• _Stated task_: Of the lines in the data below, count the ones holding the string "name", and answer with that number only.

• _Supplied entries_:
%%
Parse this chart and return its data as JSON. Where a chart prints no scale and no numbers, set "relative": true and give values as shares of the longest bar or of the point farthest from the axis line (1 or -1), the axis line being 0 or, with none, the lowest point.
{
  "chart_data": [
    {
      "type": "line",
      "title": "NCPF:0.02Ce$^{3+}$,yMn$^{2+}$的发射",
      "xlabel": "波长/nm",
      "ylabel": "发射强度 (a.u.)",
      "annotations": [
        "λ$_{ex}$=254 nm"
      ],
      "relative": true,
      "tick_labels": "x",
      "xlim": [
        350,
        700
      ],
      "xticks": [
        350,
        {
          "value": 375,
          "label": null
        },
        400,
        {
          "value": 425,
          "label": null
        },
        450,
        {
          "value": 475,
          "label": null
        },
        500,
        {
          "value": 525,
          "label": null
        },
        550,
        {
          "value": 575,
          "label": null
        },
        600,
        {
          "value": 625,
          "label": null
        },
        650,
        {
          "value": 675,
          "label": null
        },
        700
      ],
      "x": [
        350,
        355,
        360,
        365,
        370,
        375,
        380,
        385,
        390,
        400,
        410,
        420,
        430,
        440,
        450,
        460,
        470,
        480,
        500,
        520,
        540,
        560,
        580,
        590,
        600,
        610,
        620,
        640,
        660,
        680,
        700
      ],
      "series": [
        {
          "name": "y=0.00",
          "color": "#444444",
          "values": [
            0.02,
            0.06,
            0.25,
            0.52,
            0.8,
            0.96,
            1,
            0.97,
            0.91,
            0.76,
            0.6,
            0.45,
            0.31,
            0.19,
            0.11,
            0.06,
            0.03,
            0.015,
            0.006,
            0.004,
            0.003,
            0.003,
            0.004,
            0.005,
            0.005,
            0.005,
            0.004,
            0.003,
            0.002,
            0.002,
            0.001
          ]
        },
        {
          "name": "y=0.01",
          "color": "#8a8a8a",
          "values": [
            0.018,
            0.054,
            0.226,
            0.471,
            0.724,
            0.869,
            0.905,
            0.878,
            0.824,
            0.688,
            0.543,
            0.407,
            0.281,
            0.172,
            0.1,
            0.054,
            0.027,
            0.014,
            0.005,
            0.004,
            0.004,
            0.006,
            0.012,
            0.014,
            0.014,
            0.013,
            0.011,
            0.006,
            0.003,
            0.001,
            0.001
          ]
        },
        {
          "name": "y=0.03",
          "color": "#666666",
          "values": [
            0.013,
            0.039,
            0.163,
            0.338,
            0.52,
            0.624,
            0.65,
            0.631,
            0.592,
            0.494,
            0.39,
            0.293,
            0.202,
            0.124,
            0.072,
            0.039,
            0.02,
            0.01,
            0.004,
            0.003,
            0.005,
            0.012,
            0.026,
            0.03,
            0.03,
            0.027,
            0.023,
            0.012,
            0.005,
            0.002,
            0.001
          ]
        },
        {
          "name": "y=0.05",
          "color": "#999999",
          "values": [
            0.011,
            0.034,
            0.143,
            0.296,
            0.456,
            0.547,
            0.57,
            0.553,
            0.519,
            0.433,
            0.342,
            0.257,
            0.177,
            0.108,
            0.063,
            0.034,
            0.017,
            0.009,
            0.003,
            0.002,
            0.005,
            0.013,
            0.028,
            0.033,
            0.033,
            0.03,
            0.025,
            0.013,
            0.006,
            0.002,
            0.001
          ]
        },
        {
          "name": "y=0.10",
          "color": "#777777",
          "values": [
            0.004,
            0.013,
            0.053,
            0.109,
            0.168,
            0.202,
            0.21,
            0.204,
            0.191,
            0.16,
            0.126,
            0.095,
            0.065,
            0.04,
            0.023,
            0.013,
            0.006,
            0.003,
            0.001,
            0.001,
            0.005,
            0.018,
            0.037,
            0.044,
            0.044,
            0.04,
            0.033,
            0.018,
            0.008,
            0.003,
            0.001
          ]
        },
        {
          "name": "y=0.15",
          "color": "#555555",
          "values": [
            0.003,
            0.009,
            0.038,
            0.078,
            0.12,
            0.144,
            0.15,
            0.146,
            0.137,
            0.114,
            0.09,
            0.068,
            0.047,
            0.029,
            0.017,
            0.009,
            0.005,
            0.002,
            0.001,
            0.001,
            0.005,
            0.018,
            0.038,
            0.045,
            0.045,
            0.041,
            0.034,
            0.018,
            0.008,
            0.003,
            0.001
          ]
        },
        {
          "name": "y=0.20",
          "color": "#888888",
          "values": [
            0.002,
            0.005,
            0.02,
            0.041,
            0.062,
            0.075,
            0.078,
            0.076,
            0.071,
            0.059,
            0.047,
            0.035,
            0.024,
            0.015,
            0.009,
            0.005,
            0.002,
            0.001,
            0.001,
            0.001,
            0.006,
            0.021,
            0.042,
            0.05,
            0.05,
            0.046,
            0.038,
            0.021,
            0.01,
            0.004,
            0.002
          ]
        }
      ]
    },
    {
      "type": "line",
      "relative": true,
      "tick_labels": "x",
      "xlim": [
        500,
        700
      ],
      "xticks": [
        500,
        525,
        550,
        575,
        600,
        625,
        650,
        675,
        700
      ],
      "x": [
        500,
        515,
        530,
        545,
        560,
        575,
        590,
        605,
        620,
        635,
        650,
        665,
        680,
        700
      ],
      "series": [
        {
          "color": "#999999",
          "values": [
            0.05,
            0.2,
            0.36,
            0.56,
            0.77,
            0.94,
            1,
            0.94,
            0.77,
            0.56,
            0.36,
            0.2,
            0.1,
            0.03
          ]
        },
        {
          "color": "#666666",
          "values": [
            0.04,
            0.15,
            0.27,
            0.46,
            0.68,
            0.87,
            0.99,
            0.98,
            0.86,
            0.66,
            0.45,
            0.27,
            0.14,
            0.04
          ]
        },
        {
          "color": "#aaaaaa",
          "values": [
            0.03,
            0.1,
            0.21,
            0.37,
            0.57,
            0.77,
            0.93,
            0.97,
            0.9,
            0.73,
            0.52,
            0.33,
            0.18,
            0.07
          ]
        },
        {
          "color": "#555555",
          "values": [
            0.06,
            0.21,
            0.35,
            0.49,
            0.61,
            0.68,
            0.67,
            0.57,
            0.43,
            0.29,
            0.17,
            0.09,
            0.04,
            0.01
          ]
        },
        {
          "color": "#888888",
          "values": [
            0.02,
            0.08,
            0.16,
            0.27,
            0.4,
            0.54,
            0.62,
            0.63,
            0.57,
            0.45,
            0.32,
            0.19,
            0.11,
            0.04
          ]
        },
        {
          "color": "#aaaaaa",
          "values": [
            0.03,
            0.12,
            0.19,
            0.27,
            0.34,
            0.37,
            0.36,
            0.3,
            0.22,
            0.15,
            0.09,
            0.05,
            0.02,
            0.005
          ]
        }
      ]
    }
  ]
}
%%
• _Full output_: 7